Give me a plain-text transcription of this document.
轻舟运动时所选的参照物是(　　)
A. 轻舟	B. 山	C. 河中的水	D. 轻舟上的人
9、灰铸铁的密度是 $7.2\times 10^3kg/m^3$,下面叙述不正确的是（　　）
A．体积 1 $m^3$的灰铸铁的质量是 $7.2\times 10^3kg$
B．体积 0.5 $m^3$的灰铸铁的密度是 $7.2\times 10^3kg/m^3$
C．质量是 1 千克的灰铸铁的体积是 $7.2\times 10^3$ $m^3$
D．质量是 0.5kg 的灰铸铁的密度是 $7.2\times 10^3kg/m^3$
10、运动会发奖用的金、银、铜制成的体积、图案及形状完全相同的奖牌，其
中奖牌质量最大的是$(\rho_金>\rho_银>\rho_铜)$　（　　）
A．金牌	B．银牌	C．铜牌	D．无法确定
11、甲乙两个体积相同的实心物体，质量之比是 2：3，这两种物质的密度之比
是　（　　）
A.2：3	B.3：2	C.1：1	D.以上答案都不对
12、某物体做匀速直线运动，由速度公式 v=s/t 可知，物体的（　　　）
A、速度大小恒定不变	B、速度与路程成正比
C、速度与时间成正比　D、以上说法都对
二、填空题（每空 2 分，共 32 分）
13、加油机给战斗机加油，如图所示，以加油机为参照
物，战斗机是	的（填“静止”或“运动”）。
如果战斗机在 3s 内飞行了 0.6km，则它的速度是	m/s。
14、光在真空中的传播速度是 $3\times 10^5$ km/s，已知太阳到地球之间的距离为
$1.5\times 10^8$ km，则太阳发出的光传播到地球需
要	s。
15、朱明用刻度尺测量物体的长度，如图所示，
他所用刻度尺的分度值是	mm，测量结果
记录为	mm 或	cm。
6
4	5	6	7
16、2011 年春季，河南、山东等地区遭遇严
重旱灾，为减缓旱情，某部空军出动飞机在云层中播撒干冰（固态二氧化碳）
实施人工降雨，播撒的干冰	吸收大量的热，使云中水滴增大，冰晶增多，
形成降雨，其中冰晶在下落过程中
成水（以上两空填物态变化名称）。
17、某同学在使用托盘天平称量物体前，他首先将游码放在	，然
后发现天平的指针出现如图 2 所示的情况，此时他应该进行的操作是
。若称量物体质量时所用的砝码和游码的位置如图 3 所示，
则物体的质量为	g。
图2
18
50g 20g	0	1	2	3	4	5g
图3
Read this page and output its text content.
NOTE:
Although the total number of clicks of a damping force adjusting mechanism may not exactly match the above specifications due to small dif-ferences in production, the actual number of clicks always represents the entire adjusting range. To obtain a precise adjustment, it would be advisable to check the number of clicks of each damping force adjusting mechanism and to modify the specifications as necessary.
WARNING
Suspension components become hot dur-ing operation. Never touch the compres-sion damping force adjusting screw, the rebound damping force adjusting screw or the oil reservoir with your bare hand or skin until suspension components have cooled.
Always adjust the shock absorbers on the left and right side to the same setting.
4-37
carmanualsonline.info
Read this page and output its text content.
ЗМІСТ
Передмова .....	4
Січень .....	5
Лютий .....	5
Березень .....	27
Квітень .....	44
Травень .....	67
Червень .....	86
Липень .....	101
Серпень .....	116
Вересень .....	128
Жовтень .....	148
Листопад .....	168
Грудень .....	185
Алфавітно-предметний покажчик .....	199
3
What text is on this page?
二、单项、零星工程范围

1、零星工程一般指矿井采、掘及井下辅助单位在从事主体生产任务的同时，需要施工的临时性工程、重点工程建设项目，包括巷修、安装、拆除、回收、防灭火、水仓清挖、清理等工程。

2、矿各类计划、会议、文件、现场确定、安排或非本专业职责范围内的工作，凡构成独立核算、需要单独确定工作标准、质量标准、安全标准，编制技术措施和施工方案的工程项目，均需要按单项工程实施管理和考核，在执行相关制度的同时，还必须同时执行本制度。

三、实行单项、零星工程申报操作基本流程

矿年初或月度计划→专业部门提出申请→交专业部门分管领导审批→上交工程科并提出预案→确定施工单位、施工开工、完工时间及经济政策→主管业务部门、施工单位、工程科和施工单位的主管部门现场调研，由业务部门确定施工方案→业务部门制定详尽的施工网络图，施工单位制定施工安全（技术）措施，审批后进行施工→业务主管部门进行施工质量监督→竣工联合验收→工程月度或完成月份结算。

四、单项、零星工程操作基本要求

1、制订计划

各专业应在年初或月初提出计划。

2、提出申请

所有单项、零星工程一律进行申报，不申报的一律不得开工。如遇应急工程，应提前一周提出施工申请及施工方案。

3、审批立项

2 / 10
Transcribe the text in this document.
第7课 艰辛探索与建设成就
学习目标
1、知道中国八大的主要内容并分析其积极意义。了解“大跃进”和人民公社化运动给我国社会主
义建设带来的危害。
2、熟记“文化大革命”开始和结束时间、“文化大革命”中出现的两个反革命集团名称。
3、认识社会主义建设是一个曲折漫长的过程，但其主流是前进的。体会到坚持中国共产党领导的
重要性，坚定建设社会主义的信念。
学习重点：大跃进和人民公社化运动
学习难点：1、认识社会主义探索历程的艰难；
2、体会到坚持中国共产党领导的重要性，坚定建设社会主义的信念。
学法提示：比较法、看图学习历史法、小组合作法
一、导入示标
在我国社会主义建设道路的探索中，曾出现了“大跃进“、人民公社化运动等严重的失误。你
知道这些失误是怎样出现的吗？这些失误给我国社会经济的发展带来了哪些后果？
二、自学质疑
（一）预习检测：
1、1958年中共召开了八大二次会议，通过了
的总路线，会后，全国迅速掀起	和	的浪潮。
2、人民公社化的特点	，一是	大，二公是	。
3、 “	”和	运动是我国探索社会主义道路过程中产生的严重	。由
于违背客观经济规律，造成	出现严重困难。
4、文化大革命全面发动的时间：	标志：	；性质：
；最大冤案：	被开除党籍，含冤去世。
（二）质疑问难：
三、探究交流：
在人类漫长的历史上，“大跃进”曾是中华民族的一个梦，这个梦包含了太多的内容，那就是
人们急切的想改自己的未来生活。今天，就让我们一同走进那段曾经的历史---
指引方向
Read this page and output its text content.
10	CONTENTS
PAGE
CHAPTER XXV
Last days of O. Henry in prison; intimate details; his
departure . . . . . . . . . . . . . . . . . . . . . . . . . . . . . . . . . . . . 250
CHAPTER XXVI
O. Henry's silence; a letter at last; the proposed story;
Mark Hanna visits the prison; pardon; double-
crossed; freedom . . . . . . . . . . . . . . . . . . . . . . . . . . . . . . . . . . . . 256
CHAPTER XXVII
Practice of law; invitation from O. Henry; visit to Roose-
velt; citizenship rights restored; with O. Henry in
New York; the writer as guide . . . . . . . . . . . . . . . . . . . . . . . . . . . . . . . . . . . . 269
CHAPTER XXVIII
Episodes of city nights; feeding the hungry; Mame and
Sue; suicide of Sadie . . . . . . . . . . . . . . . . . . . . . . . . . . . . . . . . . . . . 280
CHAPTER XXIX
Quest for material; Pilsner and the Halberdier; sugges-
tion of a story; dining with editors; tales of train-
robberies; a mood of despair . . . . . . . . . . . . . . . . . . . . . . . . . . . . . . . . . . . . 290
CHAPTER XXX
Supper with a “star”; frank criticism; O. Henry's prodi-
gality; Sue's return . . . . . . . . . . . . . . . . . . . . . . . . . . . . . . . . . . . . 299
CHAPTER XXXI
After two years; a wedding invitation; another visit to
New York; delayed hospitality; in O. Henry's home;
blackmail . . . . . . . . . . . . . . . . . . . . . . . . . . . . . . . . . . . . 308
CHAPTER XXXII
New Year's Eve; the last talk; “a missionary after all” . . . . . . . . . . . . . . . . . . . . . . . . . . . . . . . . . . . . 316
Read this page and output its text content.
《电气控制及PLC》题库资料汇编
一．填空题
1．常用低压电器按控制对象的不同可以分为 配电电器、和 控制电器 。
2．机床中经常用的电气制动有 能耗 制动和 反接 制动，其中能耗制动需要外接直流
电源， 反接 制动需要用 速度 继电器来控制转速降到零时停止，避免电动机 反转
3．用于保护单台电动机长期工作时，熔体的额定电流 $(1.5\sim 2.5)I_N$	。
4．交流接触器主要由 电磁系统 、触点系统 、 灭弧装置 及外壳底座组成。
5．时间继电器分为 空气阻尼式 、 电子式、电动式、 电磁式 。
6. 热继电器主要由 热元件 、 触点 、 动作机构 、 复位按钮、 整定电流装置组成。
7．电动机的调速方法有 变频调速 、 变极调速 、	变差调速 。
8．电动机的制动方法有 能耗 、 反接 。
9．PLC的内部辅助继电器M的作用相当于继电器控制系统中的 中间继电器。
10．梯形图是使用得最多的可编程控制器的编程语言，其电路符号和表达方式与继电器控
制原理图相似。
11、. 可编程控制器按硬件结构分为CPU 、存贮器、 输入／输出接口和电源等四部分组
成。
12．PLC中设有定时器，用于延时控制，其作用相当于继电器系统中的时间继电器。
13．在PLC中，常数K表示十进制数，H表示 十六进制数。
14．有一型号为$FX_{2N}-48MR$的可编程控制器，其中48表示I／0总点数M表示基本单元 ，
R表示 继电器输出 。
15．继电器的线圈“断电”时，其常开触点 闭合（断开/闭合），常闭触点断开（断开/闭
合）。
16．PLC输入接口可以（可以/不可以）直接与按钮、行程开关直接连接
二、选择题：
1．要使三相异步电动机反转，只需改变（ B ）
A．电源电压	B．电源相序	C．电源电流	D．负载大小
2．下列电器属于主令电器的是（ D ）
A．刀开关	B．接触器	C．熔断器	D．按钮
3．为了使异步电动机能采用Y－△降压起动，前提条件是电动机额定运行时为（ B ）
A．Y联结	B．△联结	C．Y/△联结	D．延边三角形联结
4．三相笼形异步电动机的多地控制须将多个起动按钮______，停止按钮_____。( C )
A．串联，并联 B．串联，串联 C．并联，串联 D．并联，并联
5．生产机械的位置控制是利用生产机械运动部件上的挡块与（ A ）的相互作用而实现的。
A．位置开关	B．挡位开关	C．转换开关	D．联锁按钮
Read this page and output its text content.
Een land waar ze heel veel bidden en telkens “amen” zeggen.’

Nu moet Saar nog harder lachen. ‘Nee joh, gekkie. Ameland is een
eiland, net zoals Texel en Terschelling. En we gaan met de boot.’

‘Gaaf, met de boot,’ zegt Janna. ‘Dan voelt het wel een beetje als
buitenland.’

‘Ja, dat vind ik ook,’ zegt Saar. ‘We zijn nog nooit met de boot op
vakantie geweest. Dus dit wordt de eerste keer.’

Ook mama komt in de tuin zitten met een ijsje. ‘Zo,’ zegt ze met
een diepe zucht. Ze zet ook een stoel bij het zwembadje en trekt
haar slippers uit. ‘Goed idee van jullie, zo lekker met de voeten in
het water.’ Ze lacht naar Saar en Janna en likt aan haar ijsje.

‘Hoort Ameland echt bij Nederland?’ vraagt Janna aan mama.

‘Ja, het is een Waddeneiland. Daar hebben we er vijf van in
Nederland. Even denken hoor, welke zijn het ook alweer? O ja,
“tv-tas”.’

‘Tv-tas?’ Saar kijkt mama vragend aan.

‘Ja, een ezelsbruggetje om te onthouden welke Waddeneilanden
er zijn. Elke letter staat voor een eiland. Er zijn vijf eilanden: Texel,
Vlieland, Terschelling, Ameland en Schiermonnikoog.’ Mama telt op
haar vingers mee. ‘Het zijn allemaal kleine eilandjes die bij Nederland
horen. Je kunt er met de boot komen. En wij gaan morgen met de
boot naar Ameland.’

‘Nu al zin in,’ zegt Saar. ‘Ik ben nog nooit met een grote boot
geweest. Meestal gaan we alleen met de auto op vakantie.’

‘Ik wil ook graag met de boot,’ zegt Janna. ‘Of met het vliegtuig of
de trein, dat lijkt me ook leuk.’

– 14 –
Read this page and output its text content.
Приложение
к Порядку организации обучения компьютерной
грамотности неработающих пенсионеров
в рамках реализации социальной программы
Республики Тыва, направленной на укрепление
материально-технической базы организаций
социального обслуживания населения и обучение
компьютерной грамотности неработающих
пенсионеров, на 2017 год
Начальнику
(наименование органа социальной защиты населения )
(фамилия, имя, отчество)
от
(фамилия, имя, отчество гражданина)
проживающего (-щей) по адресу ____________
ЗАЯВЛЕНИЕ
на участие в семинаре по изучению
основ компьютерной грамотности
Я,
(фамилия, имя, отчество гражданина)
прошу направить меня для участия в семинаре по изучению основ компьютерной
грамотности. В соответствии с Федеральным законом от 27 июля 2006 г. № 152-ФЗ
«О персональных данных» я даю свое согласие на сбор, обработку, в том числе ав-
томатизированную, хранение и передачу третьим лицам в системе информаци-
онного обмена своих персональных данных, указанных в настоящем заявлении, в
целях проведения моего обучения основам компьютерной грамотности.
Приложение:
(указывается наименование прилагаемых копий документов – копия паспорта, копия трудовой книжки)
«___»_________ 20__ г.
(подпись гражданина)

> _Task prompt_
In the listing above, locate each line with "Saar" and copy it.

> _The reply_
Nu moet Saar nog harder lachen. ‘Nee joh, gekkie. Ameland is een
‘Ja, dat vind ik ook,’ zegt Saar. ‘We zijn nog nooit met de boot op
het water.’ Ze lacht naar Saar en Janna en likt aan haar ijsje.
‘Tv-tas?’ Saar kijkt mama vragend aan.
‘Nu al zin in,’ zegt Saar. ‘Ik ben nog nooit met een grote boot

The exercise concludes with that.